PROBLEMS TO WORK ON:
a - Decide whether each statement agrees with the post on personality dominance below. Answer yes or no for each, and quote the deciding words of the post.
(i) The Neuron study gave 72 volunteers a skill rank in a computer game.
(ii) The onscreen opponents in the Neuron study were other human players.
(iii) According to the quoted abstract, the amygdala was among the additional regions recruited in the unstable hierarchy setting.
b - Answer these questions from the post on personality dominance below:
(i) Which two journals does the post cite?
(ii) Which brain regions become busier when gamers lose to inferior opponents?
(iii) According to the abstract, the salience of the social hierarchical consequences of performance was comparable to what?
c - List every brain structure that the post on personality dominance below names anatomically.
Segment Start: PASSAGE PROVIDED
Thursday, May 08, 2008

Personality dominance: reflection in brain imaging and spatial attention

Here are two different takes, from the Journals Neuron and Psychological Science on correlates of human dominance hierarchies:
In the Neuron article, Zink et al. monitor the brain activity patters of gamers that form in response to status cues. They set artificial hierarchies by assigning 72 volunteers a skill rank in a computer game that flagged onscreen opponents as superior or inferior players. But the opponents were really computers, and the games and ranks were rigged so that status was only perceived. One finding was that brain regions associated with emotion or pain become busier when gamers are losing to inferior opponents. From their abstract:
....In both stable and unstable social hierarchies, viewing a superior individual differentially engaged perceptual-attentional, saliency, and cognitive systems, notably dorsolateral prefrontal cortex. In the unstable hierarchy setting, additional regions related to emotional processing (amygdala), social cognition (medial prefrontal cortex), and behavioral readiness were recruited...social hierarchical consequences of performance were neurally dissociable and of comparable salience to monetary reward, providing a neural basis for the high motivational value of status...results identify neural mechanisms that may mediate the enormous influence of social status on human behavior and health.
Segment End: PASSAGE PROVIDED
Segment Start: LISTED RECORDS
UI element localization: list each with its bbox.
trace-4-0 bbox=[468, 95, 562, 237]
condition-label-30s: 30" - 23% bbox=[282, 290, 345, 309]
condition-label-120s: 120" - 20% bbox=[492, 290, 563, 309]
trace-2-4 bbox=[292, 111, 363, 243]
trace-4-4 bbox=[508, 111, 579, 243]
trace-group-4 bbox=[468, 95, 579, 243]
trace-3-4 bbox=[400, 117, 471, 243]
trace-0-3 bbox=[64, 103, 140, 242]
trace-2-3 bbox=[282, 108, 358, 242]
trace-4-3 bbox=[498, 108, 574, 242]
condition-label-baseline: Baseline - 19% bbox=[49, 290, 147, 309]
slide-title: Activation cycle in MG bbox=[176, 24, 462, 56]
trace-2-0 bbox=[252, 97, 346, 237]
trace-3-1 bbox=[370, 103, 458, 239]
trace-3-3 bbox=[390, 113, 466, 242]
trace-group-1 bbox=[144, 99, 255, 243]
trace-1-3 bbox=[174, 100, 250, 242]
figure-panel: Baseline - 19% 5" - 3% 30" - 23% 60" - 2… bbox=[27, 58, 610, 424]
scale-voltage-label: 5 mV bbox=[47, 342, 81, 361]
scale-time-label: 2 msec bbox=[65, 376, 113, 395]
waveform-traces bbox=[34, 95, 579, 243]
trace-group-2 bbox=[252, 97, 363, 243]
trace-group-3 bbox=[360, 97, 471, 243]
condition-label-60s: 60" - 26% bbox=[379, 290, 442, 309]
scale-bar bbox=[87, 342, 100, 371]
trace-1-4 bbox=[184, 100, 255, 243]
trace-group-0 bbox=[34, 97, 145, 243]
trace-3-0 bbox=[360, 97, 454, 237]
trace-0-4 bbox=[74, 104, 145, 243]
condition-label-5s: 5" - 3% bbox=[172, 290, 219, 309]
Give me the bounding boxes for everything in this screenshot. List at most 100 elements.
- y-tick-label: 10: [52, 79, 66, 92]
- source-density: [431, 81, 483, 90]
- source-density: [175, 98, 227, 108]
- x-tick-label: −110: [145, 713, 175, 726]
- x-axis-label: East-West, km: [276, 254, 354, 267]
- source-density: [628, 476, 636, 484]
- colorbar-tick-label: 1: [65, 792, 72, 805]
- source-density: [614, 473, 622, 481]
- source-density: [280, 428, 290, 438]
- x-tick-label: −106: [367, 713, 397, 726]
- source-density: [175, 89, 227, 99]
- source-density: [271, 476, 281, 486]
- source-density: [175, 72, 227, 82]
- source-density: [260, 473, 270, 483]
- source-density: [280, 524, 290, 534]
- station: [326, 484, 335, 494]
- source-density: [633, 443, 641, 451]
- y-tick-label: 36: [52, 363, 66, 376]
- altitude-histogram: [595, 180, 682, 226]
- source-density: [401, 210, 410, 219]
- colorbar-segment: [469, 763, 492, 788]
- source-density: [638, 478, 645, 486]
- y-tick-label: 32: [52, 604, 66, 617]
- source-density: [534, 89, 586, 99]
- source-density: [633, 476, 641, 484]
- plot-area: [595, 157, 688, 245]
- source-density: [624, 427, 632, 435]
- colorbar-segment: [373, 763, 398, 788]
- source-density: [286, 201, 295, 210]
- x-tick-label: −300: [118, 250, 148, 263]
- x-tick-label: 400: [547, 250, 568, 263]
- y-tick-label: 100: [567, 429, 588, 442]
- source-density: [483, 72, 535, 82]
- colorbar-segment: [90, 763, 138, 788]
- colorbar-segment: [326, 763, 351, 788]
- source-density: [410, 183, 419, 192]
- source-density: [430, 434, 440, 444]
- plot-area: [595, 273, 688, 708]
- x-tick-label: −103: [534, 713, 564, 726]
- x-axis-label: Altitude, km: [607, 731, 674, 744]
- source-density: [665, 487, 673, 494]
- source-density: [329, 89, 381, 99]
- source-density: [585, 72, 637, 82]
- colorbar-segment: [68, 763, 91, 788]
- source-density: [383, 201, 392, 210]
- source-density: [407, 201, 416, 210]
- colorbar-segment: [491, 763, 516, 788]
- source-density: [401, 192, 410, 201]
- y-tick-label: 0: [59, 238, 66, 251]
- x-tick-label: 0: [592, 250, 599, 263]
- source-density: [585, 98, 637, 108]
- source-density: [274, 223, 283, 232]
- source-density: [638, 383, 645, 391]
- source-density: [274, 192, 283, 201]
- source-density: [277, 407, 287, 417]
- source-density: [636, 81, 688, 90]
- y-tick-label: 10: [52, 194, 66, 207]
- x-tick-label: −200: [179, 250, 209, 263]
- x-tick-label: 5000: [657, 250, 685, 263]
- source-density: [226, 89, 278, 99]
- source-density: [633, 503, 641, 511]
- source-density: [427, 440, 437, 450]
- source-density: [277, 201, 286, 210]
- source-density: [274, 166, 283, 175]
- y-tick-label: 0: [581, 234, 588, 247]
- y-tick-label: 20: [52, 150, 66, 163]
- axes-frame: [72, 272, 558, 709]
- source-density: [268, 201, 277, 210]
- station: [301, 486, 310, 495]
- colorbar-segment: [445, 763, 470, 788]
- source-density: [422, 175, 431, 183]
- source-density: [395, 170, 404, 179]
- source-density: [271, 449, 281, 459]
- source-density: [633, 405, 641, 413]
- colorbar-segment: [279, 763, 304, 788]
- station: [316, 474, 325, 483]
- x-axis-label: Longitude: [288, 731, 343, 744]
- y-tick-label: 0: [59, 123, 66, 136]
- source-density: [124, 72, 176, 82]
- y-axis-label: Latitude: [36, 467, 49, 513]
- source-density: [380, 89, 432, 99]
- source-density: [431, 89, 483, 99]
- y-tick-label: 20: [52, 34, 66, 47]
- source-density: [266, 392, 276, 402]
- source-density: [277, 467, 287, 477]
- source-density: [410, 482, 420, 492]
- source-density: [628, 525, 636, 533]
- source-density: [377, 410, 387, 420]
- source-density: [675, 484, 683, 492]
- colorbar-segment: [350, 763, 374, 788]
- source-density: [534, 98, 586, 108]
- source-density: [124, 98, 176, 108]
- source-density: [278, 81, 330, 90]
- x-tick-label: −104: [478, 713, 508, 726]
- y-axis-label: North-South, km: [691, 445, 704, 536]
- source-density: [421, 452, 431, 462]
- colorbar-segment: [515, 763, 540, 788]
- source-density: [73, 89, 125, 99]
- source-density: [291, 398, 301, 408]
Segment End: LISTED RECORDS
TASK ANSWERS:
a -
(i) Yes: "assigning 72 volunteers a skill rank in a computer game"
(ii) No: "But the opponents were really computers"
(iii) Yes: "In the unstable hierarchy setting, additional regions related to emotional processing (amygdala)"

b -
(i) Neuron and Psychological Science
(ii) Brain regions associated with emotion or pain
(iii) Monetary reward

c -
- Dorsolateral prefrontal cortex
- Amygdala
- Medial prefrontal cortex